--- BEGIN Material for this task ---
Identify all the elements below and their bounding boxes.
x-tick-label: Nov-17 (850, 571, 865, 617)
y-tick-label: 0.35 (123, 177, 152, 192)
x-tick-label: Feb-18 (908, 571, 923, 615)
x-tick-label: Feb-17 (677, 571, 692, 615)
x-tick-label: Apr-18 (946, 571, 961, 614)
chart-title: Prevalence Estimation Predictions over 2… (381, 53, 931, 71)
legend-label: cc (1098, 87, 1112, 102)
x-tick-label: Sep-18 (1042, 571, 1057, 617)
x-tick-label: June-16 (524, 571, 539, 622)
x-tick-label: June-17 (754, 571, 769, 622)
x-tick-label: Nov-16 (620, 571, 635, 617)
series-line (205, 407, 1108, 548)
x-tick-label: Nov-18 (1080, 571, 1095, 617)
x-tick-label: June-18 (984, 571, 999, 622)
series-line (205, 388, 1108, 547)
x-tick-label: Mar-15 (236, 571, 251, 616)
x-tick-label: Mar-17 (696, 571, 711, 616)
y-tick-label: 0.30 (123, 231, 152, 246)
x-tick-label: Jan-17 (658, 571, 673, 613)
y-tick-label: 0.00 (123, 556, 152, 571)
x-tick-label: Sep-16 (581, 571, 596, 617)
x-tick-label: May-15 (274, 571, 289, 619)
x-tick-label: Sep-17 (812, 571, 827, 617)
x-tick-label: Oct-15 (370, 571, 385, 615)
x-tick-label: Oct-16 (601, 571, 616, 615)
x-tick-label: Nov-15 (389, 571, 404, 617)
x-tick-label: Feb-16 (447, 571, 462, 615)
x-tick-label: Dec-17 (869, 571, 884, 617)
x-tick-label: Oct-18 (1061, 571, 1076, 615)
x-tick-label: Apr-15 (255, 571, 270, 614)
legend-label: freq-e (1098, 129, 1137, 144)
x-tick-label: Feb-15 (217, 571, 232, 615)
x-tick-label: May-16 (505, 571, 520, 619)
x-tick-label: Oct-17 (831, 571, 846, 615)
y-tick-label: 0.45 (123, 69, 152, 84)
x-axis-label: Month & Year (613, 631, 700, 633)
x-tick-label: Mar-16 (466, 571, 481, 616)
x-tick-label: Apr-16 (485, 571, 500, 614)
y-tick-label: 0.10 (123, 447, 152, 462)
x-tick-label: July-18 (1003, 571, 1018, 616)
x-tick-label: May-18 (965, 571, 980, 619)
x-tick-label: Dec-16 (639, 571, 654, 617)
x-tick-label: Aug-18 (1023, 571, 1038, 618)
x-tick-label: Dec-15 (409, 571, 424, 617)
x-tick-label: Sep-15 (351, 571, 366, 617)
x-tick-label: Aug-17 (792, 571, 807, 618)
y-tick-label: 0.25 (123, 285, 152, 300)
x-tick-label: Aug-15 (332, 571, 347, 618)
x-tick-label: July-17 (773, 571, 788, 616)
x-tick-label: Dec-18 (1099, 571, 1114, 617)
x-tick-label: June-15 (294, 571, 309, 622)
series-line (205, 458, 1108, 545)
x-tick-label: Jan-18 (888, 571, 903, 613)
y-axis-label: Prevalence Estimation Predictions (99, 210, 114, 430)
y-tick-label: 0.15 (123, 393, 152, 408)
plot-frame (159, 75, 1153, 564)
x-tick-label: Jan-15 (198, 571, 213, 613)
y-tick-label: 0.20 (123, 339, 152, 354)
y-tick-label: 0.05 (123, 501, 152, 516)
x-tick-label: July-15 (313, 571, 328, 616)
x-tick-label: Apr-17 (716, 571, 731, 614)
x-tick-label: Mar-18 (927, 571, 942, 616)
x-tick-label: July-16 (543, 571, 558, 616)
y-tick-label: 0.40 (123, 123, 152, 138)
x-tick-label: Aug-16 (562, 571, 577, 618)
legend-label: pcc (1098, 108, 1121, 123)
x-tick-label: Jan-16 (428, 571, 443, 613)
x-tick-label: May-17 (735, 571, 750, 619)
--- END Material for this task ---
Short exercise
Put the lines of the listing above, from its first line through the line with "legend-label: cc (1098, 87, 1112, 102)", into a numbered list, leaving out any blank lines.

Task output
1. Identify all the elements below and their bounding boxes.
2. x-tick-label: Nov-17 (850, 571, 865, 617)
3. y-tick-label: 0.35 (123, 177, 152, 192)
4. x-tick-label: Feb-18 (908, 571, 923, 615)
5. x-tick-label: Feb-17 (677, 571, 692, 615)
6. x-tick-label: Apr-18 (946, 571, 961, 614)
7. chart-title: Prevalence Estimation Predictions over 2… (381, 53, 931, 71)
8. legend-label: cc (1098, 87, 1112, 102)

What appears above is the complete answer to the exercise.